Recorded data
— begin —

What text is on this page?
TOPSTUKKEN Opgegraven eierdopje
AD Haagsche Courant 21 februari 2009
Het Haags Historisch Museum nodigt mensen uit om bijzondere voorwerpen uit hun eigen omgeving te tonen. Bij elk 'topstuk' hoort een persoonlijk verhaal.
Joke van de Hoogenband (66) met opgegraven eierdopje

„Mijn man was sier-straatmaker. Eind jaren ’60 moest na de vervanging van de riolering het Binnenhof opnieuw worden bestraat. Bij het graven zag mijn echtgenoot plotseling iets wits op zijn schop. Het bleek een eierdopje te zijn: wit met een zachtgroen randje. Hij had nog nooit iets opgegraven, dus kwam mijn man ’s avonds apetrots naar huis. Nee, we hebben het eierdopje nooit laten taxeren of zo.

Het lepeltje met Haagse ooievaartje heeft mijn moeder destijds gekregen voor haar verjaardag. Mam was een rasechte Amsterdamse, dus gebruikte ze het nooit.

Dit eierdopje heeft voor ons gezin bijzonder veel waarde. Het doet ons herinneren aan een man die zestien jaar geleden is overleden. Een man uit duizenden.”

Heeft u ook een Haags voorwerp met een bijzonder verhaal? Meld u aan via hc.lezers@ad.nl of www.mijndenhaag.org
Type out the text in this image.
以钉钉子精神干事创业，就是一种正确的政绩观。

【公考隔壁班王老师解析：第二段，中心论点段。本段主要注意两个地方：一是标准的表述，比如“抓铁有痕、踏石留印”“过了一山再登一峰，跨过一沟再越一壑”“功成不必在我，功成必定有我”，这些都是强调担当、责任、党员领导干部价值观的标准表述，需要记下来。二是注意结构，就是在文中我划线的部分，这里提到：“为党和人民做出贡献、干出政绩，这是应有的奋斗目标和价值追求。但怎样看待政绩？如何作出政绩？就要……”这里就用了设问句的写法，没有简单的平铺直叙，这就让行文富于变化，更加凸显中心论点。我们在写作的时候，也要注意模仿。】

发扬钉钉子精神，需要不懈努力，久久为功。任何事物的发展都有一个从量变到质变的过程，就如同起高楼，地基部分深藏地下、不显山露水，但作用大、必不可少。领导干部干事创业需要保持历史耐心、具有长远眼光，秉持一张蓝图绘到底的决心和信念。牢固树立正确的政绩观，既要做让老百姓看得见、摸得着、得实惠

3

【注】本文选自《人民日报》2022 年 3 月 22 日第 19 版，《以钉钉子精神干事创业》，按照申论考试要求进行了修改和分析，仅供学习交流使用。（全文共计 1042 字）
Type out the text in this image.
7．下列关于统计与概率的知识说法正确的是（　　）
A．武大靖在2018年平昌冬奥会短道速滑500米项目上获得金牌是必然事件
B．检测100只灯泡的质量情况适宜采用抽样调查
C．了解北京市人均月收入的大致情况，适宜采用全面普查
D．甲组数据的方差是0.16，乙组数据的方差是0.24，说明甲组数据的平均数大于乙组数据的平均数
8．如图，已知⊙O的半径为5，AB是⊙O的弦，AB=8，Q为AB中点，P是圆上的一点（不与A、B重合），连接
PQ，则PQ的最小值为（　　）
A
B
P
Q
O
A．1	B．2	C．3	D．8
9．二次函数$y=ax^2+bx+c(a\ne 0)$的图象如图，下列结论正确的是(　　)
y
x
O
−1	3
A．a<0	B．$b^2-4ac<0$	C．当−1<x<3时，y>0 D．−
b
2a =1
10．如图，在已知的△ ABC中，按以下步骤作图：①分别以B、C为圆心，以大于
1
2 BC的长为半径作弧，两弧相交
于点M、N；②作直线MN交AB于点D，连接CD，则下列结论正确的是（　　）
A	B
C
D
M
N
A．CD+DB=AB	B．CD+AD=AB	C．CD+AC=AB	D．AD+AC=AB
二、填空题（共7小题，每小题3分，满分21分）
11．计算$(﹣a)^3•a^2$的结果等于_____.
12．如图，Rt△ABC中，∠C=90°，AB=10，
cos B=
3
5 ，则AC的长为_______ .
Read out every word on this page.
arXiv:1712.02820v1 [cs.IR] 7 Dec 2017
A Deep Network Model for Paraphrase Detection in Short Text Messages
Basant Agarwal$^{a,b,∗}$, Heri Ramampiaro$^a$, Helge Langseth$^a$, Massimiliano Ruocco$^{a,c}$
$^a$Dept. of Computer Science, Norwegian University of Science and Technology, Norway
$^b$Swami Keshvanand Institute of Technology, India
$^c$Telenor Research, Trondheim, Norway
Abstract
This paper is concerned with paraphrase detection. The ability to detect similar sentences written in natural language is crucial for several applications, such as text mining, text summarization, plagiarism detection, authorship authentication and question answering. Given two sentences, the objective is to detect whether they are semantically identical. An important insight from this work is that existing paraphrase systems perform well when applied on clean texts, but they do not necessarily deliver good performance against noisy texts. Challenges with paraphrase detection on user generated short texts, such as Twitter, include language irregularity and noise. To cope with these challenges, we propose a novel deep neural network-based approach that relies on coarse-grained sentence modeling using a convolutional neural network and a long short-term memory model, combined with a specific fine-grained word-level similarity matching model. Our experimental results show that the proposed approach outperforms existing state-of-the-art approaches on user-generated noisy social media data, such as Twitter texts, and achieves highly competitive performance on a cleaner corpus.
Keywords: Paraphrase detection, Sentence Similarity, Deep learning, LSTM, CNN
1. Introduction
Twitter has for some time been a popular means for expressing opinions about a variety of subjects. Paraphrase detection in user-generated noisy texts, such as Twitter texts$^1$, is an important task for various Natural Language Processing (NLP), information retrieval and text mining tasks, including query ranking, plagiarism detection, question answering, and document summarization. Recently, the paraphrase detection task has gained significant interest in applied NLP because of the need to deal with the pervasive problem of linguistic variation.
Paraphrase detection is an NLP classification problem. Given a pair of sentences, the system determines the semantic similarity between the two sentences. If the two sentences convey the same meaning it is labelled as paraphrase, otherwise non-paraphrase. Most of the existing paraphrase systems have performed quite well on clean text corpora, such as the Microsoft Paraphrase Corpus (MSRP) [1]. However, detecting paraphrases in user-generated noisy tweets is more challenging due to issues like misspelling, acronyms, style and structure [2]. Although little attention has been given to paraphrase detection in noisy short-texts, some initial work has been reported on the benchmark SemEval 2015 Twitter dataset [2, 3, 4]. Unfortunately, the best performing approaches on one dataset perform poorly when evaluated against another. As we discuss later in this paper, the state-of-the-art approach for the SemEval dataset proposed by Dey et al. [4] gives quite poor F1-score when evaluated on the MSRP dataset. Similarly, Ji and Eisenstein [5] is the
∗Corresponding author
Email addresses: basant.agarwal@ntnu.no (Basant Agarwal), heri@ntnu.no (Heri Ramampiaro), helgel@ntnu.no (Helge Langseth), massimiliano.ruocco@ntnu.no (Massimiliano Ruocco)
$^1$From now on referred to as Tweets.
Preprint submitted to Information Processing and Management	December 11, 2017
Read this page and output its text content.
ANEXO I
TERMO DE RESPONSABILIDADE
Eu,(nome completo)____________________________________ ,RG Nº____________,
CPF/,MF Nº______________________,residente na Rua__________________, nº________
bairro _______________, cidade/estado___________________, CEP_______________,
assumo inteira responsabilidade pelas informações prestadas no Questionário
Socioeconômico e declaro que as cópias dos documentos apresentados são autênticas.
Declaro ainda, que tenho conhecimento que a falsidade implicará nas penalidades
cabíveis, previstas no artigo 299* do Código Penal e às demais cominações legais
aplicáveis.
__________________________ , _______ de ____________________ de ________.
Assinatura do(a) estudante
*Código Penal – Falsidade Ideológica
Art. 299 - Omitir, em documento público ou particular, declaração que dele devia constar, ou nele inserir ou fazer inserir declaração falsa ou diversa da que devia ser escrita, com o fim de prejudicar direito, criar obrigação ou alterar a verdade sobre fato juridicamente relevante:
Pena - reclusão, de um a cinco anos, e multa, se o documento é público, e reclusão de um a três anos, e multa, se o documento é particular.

— end —

### TASK TO COMPLETE
Output all of the data again, exactly.

### SOLUTION FOR THIS TASK
What text is on this page?
TOPSTUKKEN Opgegraven eierdopje
AD Haagsche Courant 21 februari 2009
Het Haags Historisch Museum nodigt mensen uit om bijzondere voorwerpen uit hun eigen omgeving te tonen. Bij elk 'topstuk' hoort een persoonlijk verhaal.
Joke van de Hoogenband (66) met opgegraven eierdopje

„Mijn man was sier-straatmaker. Eind jaren ’60 moest na de vervanging van de riolering het Binnenhof opnieuw worden bestraat. Bij het graven zag mijn echtgenoot plotseling iets wits op zijn schop. Het bleek een eierdopje te zijn: wit met een zachtgroen randje. Hij had nog nooit iets opgegraven, dus kwam mijn man ’s avonds apetrots naar huis. Nee, we hebben het eierdopje nooit laten taxeren of zo.

Het lepeltje met Haagse ooievaartje heeft mijn moeder destijds gekregen voor haar verjaardag. Mam was een rasechte Amsterdamse, dus gebruikte ze het nooit.

Dit eierdopje heeft voor ons gezin bijzonder veel waarde. Het doet ons herinneren aan een man die zestien jaar geleden is overleden. Een man uit duizenden.”

Heeft u ook een Haags voorwerp met een bijzonder verhaal? Meld u aan via hc.lezers@ad.nl of www.mijndenhaag.org
Type out the text in this image.
以钉钉子精神干事创业，就是一种正确的政绩观。

【公考隔壁班王老师解析：第二段，中心论点段。本段主要注意两个地方：一是标准的表述，比如“抓铁有痕、踏石留印”“过了一山再登一峰，跨过一沟再越一壑”“功成不必在我，功成必定有我”，这些都是强调担当、责任、党员领导干部价值观的标准表述，需要记下来。二是注意结构，就是在文中我划线的部分，这里提到：“为党和人民做出贡献、干出政绩，这是应有的奋斗目标和价值追求。但怎样看待政绩？如何作出政绩？就要……”这里就用了设问句的写法，没有简单的平铺直叙，这就让行文富于变化，更加凸显中心论点。我们在写作的时候，也要注意模仿。】

发扬钉钉子精神，需要不懈努力，久久为功。任何事物的发展都有一个从量变到质变的过程，就如同起高楼，地基部分深藏地下、不显山露水，但作用大、必不可少。领导干部干事创业需要保持历史耐心、具有长远眼光，秉持一张蓝图绘到底的决心和信念。牢固树立正确的政绩观，既要做让老百姓看得见、摸得着、得实惠

3

【注】本文选自《人民日报》2022 年 3 月 22 日第 19 版，《以钉钉子精神干事创业》，按照申论考试要求进行了修改和分析，仅供学习交流使用。（全文共计 1042 字）
Type out the text in this image.
7．下列关于统计与概率的知识说法正确的是（　　）
A．武大靖在2018年平昌冬奥会短道速滑500米项目上获得金牌是必然事件
B．检测100只灯泡的质量情况适宜采用抽样调查
C．了解北京市人均月收入的大致情况，适宜采用全面普查
D．甲组数据的方差是0.16，乙组数据的方差是0.24，说明甲组数据的平均数大于乙组数据的平均数
8．如图，已知⊙O的半径为5，AB是⊙O的弦，AB=8，Q为AB中点，P是圆上的一点（不与A、B重合），连接
PQ，则PQ的最小值为（　　）
A
B
P
Q
O
A．1	B．2	C．3	D．8
9．二次函数$y=ax^2+bx+c(a\ne 0)$的图象如图，下列结论正确的是(　　)
y
x
O
−1	3
A．a<0	B．$b^2-4ac<0$	C．当−1<x<3时，y>0 D．−
b
2a =1
10．如图，在已知的△ ABC中，按以下步骤作图：①分别以B、C为圆心，以大于
1
2 BC的长为半径作弧，两弧相交
于点M、N；②作直线MN交AB于点D，连接CD，则下列结论正确的是（　　）
A	B
C
D
M
N
A．CD+DB=AB	B．CD+AD=AB	C．CD+AC=AB	D．AD+AC=AB
二、填空题（共7小题，每小题3分，满分21分）
11．计算$(﹣a)^3•a^2$的结果等于_____.
12．如图，Rt△ABC中，∠C=90°，AB=10，
cos B=
3
5 ，则AC的长为_______ .
Read out every word on this page.
arXiv:1712.02820v1 [cs.IR] 7 Dec 2017
A Deep Network Model for Paraphrase Detection in Short Text Messages
Basant Agarwal$^{a,b,∗}$, Heri Ramampiaro$^a$, Helge Langseth$^a$, Massimiliano Ruocco$^{a,c}$
$^a$Dept. of Computer Science, Norwegian University of Science and Technology, Norway
$^b$Swami Keshvanand Institute of Technology, India
$^c$Telenor Research, Trondheim, Norway
Abstract
This paper is concerned with paraphrase detection. The ability to detect similar sentences written in natural language is crucial for several applications, such as text mining, text summarization, plagiarism detection, authorship authentication and question answering. Given two sentences, the objective is to detect whether they are semantically identical. An important insight from this work is that existing paraphrase systems perform well when applied on clean texts, but they do not necessarily deliver good performance against noisy texts. Challenges with paraphrase detection on user generated short texts, such as Twitter, include language irregularity and noise. To cope with these challenges, we propose a novel deep neural network-based approach that relies on coarse-grained sentence modeling using a convolutional neural network and a long short-term memory model, combined with a specific fine-grained word-level similarity matching model. Our experimental results show that the proposed approach outperforms existing state-of-the-art approaches on user-generated noisy social media data, such as Twitter texts, and achieves highly competitive performance on a cleaner corpus.
Keywords: Paraphrase detection, Sentence Similarity, Deep learning, LSTM, CNN
1. Introduction
Twitter has for some time been a popular means for expressing opinions about a variety of subjects. Paraphrase detection in user-generated noisy texts, such as Twitter texts$^1$, is an important task for various Natural Language Processing (NLP), information retrieval and text mining tasks, including query ranking, plagiarism detection, question answering, and document summarization. Recently, the paraphrase detection task has gained significant interest in applied NLP because of the need to deal with the pervasive problem of linguistic variation.
Paraphrase detection is an NLP classification problem. Given a pair of sentences, the system determines the semantic similarity between the two sentences. If the two sentences convey the same meaning it is labelled as paraphrase, otherwise non-paraphrase. Most of the existing paraphrase systems have performed quite well on clean text corpora, such as the Microsoft Paraphrase Corpus (MSRP) [1]. However, detecting paraphrases in user-generated noisy tweets is more challenging due to issues like misspelling, acronyms, style and structure [2]. Although little attention has been given to paraphrase detection in noisy short-texts, some initial work has been reported on the benchmark SemEval 2015 Twitter dataset [2, 3, 4]. Unfortunately, the best performing approaches on one dataset perform poorly when evaluated against another. As we discuss later in this paper, the state-of-the-art approach for the SemEval dataset proposed by Dey et al. [4] gives quite poor F1-score when evaluated on the MSRP dataset. Similarly, Ji and Eisenstein [5] is the
∗Corresponding author
Email addresses: basant.agarwal@ntnu.no (Basant Agarwal), heri@ntnu.no (Heri Ramampiaro), helgel@ntnu.no (Helge Langseth), massimiliano.ruocco@ntnu.no (Massimiliano Ruocco)
$^1$From now on referred to as Tweets.
Preprint submitted to Information Processing and Management	December 11, 2017
Read this page and output its text content.
ANEXO I
TERMO DE RESPONSABILIDADE
Eu,(nome completo)____________________________________ ,RG Nº____________,
CPF/,MF Nº______________________,residente na Rua__________________, nº________
bairro _______________, cidade/estado___________________, CEP_______________,
assumo inteira responsabilidade pelas informações prestadas no Questionário
Socioeconômico e declaro que as cópias dos documentos apresentados são autênticas.
Declaro ainda, que tenho conhecimento que a falsidade implicará nas penalidades
cabíveis, previstas no artigo 299* do Código Penal e às demais cominações legais
aplicáveis.
__________________________ , _______ de ____________________ de ________.
Assinatura do(a) estudante
*Código Penal – Falsidade Ideológica
Art. 299 - Omitir, em documento público ou particular, declaração que dele devia constar, ou nele inserir ou fazer inserir declaração falsa ou diversa da que devia ser escrita, com o fim de prejudicar direito, criar obrigação ou alterar a verdade sobre fato juridicamente relevante:
Pena - reclusão, de um a cinco anos, e multa, se o documento é público, e reclusão de um a três anos, e multa, se o documento é particular.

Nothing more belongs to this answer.